> Aim
Below is a listing. Gather each line of it that contains "Read".

> Exercise inputs
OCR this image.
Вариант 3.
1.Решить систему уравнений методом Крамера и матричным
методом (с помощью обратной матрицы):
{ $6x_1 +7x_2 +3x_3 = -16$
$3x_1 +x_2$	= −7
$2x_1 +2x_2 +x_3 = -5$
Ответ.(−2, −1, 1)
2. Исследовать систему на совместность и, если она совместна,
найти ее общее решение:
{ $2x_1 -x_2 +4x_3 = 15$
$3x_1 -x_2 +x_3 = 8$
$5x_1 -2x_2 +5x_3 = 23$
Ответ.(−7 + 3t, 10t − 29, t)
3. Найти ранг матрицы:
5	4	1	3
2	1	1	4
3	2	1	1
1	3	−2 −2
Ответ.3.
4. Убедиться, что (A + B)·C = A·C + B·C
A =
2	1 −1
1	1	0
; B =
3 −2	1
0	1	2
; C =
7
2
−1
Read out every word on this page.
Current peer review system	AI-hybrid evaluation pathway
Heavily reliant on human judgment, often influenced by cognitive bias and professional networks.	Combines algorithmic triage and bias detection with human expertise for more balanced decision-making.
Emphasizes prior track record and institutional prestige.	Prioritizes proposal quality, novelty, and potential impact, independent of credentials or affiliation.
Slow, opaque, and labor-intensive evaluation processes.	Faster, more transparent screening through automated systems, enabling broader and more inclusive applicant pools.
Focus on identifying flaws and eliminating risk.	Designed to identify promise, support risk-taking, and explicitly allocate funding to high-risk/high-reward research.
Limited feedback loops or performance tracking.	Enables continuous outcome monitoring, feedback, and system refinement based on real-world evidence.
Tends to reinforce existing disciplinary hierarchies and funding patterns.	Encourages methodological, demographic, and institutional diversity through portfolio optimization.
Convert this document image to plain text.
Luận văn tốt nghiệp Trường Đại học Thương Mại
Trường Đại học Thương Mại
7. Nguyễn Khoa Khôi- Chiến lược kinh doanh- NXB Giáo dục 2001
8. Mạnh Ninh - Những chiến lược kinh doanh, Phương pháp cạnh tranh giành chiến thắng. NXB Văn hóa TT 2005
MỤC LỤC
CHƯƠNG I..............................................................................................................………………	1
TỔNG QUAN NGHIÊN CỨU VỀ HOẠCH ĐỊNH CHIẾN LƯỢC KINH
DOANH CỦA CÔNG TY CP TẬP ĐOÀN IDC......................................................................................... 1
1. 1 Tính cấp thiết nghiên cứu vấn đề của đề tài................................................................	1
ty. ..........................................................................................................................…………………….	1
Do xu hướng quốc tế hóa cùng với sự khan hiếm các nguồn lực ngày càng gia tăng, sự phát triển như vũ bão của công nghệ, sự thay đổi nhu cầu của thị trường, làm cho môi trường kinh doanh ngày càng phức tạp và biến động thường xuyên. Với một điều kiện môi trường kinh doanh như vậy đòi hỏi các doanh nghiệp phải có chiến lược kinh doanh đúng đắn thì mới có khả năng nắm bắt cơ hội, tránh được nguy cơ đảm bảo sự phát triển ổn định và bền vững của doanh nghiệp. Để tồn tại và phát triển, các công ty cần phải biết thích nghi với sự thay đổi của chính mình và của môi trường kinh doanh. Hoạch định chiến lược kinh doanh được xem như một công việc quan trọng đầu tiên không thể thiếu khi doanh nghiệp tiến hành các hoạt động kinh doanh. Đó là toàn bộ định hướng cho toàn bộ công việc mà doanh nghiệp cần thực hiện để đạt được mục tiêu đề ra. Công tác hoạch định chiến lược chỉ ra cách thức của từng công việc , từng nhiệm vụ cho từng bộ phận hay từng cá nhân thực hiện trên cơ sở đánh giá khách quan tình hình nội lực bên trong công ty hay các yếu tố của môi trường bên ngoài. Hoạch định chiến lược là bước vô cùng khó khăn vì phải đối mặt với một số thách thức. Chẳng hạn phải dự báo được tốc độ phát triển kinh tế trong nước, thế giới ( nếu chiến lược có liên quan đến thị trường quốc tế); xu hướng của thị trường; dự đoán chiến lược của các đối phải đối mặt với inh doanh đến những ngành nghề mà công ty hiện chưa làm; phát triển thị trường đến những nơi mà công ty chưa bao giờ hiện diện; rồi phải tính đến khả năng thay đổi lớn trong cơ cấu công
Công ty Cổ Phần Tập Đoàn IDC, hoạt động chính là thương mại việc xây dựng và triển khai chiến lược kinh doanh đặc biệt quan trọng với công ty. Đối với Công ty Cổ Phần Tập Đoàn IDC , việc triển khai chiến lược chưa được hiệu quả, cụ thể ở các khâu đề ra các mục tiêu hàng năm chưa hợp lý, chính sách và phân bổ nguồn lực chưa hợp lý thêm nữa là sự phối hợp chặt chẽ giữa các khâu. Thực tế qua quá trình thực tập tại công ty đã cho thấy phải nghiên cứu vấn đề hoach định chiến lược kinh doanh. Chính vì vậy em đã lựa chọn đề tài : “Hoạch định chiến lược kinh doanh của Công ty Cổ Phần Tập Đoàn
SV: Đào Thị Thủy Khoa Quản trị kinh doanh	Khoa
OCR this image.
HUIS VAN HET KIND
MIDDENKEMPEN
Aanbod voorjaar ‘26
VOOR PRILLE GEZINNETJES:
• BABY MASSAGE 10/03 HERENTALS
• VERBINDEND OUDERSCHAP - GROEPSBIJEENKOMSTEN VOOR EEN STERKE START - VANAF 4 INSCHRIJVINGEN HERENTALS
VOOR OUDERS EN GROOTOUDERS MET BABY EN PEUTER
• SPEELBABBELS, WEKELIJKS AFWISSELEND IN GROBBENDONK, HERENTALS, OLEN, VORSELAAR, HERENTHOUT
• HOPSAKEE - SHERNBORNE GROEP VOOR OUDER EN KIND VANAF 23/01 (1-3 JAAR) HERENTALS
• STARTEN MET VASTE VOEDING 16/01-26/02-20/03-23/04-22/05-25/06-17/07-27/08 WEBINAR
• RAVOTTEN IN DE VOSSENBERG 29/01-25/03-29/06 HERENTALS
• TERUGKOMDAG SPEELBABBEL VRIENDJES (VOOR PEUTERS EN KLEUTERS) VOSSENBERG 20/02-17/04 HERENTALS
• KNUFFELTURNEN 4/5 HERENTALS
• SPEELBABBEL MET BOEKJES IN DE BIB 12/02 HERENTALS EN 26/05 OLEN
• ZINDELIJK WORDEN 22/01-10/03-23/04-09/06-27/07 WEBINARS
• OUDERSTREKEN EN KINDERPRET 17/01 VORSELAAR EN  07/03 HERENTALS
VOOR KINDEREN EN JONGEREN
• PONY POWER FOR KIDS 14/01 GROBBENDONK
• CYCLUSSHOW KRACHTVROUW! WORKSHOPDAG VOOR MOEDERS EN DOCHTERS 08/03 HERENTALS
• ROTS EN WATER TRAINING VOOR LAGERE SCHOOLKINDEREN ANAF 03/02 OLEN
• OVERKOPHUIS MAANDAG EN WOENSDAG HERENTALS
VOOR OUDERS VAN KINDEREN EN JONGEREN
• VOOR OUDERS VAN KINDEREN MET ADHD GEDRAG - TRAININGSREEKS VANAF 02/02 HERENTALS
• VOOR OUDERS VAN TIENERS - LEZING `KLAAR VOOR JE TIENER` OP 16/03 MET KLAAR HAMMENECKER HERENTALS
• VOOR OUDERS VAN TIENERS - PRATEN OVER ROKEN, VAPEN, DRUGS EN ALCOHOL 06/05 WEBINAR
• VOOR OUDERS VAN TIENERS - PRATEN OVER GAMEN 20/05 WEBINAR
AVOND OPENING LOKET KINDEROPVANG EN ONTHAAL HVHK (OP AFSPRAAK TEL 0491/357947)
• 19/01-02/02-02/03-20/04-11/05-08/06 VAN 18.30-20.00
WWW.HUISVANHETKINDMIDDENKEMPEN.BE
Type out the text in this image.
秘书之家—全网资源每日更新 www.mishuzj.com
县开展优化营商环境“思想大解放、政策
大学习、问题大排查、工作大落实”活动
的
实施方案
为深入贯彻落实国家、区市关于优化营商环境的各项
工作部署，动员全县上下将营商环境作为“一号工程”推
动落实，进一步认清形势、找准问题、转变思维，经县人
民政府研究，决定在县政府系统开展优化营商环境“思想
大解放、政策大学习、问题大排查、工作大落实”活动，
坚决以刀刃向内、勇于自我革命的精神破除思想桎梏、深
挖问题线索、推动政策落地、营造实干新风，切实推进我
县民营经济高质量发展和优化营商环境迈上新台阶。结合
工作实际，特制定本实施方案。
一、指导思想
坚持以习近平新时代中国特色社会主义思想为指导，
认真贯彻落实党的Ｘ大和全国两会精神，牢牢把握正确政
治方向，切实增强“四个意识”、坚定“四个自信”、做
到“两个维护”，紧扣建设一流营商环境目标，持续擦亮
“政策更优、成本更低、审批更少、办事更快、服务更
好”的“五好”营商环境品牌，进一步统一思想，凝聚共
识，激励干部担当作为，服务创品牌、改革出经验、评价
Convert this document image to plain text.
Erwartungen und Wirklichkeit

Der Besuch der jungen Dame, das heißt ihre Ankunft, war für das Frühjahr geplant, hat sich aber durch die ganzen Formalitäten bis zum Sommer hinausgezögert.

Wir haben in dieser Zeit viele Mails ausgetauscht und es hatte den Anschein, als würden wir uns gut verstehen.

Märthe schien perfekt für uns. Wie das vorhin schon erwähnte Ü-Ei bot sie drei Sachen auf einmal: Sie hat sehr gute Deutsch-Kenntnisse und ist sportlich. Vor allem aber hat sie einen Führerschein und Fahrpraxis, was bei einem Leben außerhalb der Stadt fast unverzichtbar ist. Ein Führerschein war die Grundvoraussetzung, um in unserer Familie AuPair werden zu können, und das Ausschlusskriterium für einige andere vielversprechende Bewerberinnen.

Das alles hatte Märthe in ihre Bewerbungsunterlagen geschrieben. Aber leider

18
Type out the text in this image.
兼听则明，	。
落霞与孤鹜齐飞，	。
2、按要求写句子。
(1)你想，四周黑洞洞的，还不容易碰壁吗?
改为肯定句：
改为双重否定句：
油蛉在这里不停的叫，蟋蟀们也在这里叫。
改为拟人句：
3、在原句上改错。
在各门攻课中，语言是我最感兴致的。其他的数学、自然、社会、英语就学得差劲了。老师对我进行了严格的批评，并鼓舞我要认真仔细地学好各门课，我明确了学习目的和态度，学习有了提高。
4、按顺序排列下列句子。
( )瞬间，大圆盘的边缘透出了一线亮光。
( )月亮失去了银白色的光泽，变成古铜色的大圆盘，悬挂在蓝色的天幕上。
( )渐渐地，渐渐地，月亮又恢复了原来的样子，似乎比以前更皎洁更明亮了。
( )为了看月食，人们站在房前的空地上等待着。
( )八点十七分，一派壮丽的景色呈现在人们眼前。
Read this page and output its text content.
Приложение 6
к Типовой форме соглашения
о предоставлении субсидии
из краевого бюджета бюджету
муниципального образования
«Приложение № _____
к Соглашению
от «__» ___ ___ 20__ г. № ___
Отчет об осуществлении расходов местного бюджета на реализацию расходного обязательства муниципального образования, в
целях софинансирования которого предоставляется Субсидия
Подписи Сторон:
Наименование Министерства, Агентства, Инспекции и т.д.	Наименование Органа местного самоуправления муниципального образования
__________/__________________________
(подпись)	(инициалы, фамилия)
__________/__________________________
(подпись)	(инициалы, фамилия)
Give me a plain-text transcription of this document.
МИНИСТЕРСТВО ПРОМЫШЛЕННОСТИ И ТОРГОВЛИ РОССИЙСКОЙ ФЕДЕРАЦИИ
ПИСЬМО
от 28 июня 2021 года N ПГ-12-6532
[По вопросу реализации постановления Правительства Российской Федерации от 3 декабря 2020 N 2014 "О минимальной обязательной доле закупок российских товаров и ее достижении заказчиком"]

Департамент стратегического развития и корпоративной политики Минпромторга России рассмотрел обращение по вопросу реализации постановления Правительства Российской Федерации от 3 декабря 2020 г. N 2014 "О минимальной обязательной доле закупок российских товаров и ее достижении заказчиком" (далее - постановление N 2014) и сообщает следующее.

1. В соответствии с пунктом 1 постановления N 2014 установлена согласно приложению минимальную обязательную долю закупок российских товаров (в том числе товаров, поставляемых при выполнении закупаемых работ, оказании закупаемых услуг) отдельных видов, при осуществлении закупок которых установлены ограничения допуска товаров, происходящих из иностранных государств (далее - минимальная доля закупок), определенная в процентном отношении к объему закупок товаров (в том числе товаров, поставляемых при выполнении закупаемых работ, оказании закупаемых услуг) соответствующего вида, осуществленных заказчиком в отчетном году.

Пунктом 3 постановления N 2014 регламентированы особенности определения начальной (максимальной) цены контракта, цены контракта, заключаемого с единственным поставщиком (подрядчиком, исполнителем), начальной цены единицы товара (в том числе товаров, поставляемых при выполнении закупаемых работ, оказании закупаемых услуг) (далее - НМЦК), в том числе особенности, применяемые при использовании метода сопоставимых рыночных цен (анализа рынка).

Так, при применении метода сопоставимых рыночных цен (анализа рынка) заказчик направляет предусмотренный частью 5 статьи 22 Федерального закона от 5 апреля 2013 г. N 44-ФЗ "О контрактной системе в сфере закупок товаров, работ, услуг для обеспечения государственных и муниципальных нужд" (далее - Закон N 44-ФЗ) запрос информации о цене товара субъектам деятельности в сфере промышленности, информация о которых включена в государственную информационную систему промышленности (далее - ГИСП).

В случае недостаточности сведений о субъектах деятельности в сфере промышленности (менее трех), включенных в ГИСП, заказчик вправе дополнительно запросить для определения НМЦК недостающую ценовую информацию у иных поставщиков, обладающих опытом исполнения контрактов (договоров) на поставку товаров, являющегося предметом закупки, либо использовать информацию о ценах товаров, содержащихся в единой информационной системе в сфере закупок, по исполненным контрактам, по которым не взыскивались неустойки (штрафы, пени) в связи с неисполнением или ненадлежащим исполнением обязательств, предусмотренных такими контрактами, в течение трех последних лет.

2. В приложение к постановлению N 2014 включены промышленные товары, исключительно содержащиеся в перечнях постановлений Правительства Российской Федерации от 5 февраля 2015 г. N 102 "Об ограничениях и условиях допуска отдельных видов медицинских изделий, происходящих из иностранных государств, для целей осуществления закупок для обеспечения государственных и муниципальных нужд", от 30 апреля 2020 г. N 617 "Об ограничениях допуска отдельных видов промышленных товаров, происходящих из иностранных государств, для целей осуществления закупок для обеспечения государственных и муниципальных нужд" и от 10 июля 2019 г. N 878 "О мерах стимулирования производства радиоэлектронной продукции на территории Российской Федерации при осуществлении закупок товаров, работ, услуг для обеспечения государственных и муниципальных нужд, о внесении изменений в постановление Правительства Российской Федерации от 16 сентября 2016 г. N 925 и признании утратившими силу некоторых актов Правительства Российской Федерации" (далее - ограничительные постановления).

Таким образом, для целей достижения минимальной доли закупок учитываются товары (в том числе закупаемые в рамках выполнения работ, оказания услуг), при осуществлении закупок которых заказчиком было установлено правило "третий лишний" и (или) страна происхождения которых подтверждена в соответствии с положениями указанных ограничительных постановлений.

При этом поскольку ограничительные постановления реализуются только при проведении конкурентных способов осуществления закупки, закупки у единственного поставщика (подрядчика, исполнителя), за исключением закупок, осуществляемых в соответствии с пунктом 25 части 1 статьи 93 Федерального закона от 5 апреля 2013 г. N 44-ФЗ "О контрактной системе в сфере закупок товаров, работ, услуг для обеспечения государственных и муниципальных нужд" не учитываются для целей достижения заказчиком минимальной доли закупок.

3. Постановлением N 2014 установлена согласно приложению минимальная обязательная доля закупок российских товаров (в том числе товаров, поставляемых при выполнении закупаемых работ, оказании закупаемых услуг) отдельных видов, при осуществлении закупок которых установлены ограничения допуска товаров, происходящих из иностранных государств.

> In response
Read out every word on this page.
Read this page and output its text content.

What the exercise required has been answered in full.